_REQUEST_
From the listing below, pull out all lines with "iStock" in them.

------------

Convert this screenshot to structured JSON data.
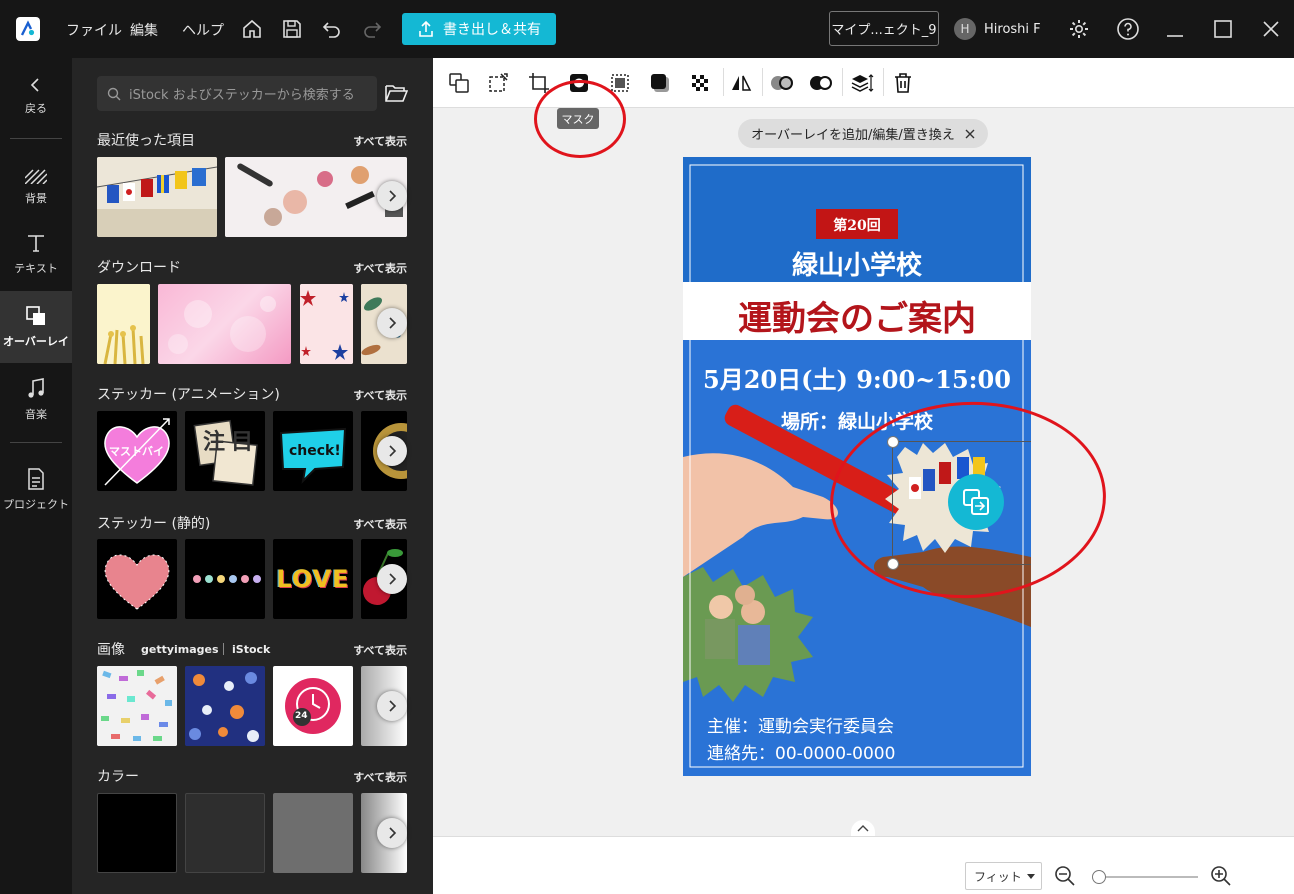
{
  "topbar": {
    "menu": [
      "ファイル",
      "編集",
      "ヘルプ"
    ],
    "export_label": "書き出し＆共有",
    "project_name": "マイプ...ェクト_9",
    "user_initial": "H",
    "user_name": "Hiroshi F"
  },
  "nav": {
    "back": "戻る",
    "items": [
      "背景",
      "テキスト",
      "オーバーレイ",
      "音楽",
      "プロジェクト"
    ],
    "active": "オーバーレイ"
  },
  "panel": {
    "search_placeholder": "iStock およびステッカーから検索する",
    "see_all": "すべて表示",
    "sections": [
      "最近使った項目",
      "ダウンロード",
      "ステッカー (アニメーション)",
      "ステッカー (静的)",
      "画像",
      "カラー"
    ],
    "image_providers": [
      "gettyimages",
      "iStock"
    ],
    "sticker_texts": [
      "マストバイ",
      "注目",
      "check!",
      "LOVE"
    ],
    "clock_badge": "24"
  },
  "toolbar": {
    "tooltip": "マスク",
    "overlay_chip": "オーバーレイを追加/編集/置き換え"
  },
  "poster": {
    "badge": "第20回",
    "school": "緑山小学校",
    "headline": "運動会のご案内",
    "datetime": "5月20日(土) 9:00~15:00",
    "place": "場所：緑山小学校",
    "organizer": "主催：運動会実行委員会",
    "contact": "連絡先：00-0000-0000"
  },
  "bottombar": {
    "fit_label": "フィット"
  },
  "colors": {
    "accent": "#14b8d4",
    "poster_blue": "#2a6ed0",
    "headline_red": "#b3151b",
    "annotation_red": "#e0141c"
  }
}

------------

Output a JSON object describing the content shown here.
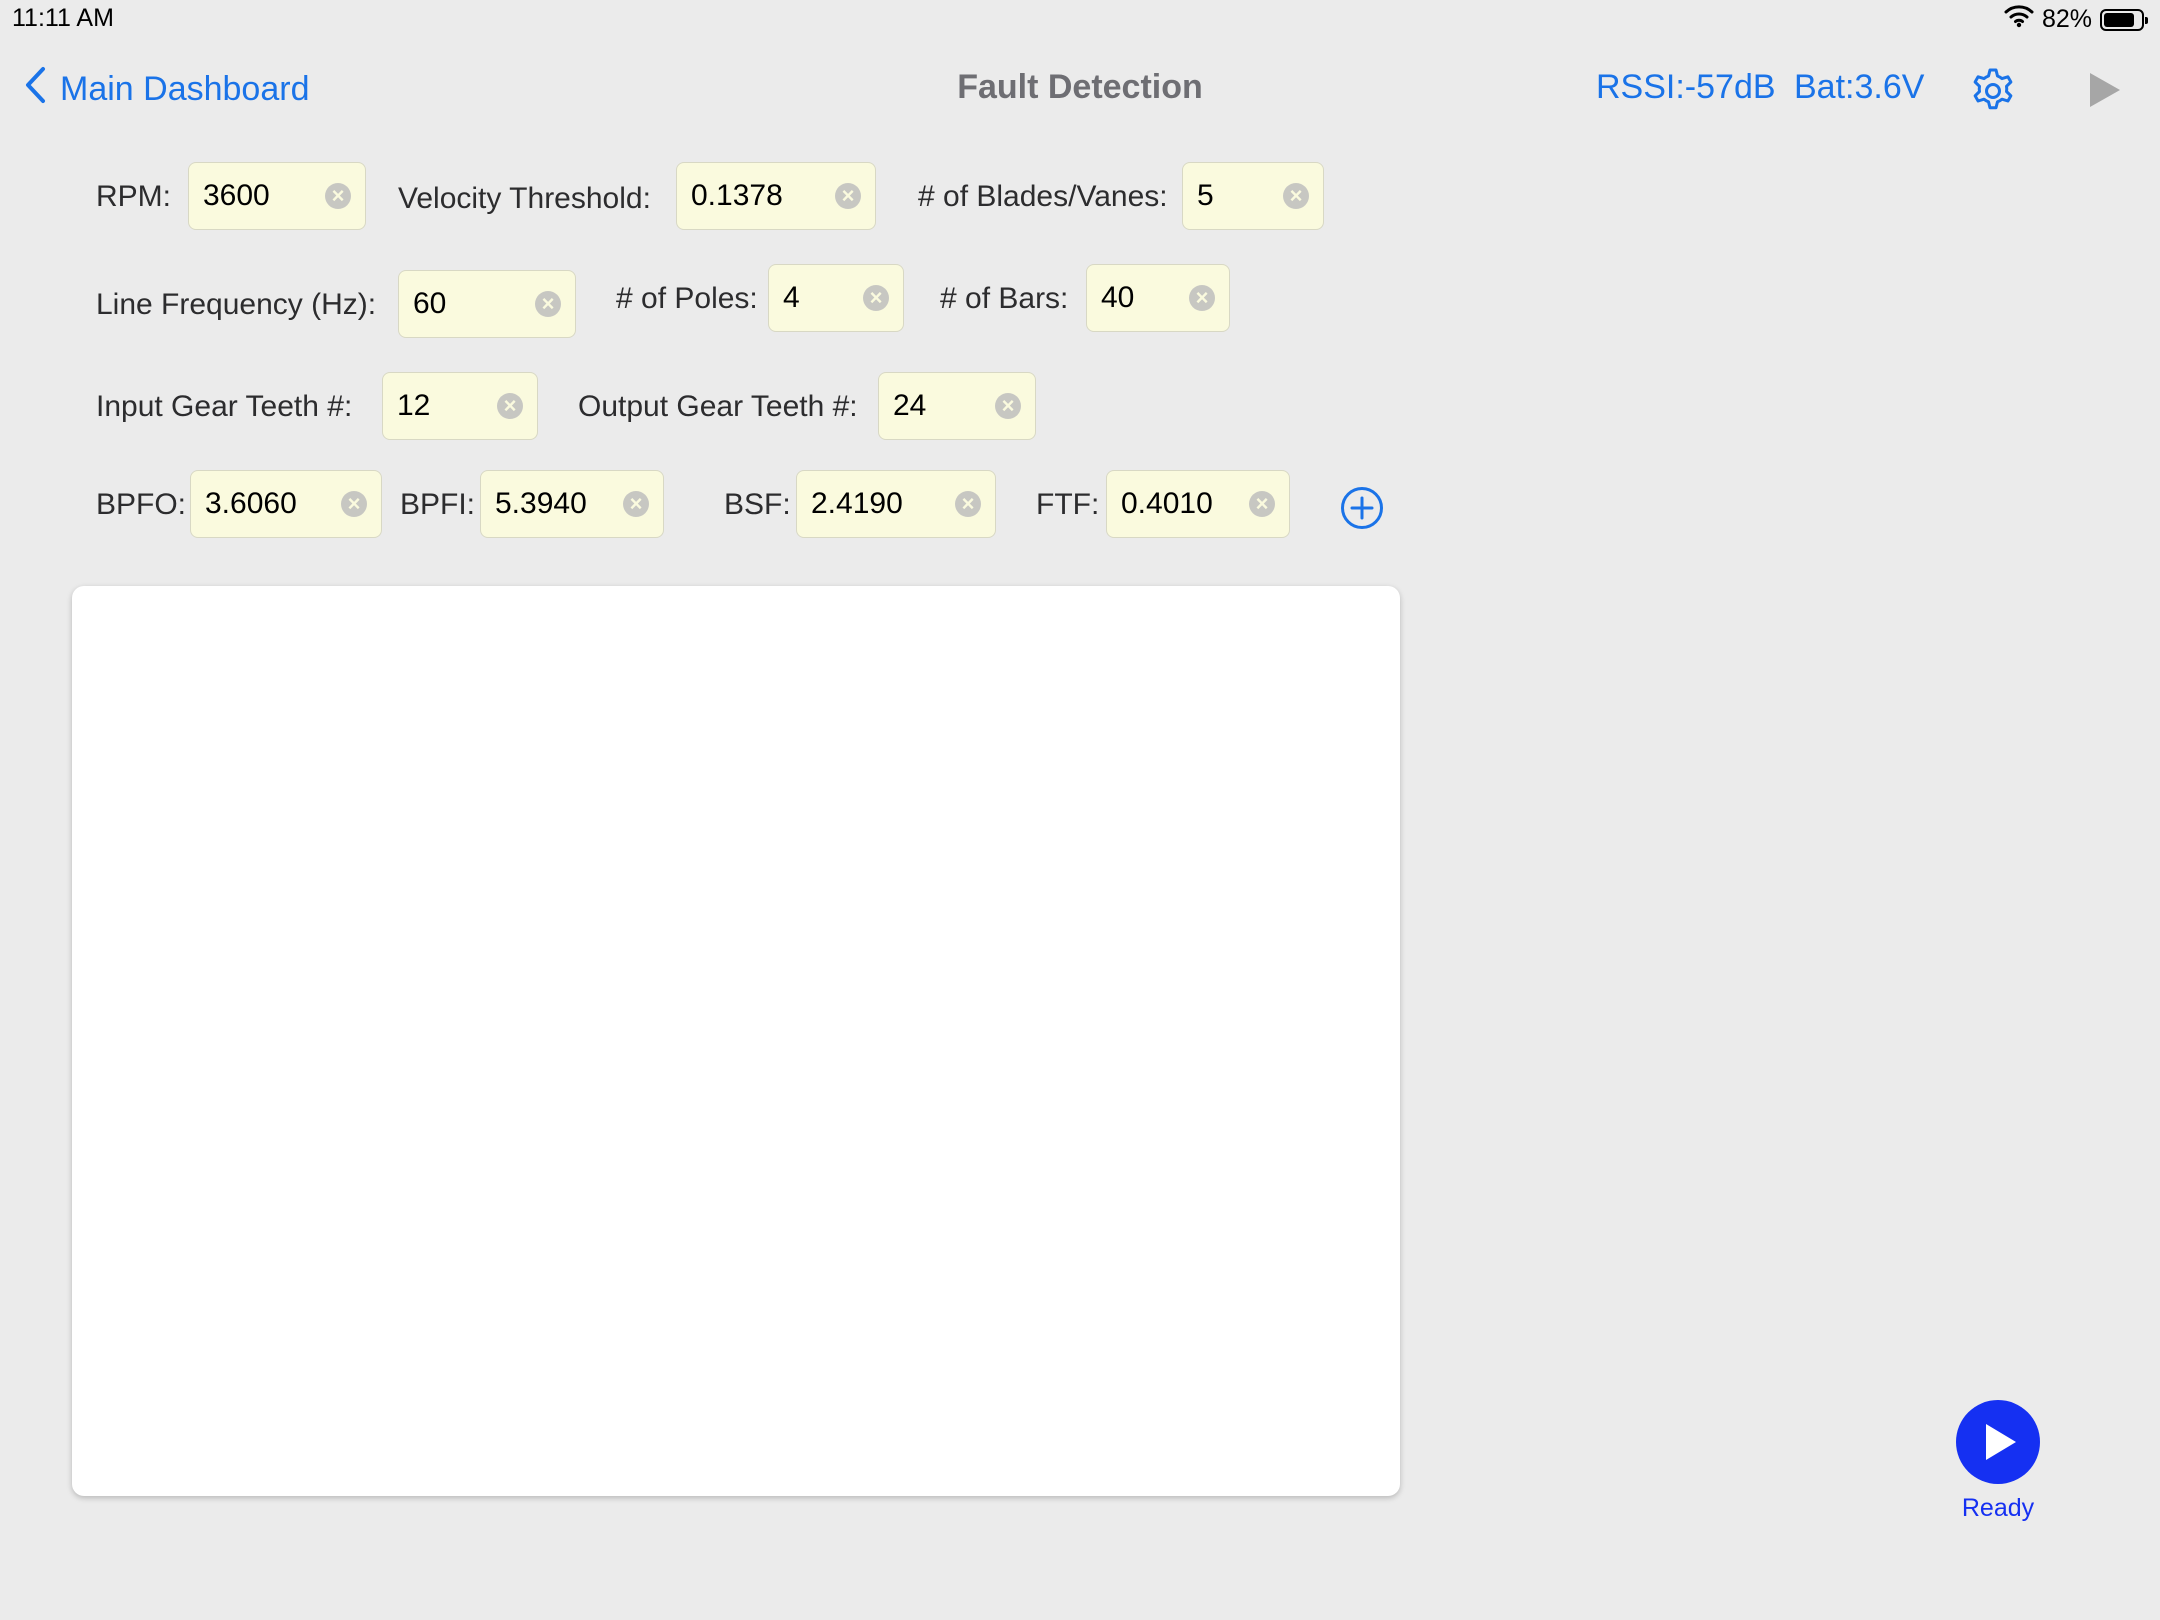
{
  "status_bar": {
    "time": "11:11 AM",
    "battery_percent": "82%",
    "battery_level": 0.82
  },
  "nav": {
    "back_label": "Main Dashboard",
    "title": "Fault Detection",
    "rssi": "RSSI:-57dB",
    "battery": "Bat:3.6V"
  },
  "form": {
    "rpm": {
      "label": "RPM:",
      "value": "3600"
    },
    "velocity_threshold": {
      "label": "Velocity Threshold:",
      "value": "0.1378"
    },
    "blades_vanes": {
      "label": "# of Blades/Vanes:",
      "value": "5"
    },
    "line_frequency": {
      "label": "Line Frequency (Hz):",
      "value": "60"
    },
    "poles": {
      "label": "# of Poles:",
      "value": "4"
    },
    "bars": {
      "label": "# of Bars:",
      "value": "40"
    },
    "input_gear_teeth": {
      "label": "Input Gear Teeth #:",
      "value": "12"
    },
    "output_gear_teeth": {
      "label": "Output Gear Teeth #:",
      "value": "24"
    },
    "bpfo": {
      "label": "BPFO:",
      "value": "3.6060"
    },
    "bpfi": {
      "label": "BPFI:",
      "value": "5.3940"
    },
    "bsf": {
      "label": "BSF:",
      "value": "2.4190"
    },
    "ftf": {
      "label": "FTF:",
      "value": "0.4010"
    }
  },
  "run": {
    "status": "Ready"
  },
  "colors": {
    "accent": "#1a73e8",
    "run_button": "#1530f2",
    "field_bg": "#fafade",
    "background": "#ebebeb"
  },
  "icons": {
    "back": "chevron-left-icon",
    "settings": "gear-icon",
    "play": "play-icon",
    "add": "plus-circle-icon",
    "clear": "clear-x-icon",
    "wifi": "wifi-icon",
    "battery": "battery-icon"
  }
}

------------

_WRITTEN REPLY_
    "search_placeholder": "iStock およびステッカーから検索する",
      "iStock"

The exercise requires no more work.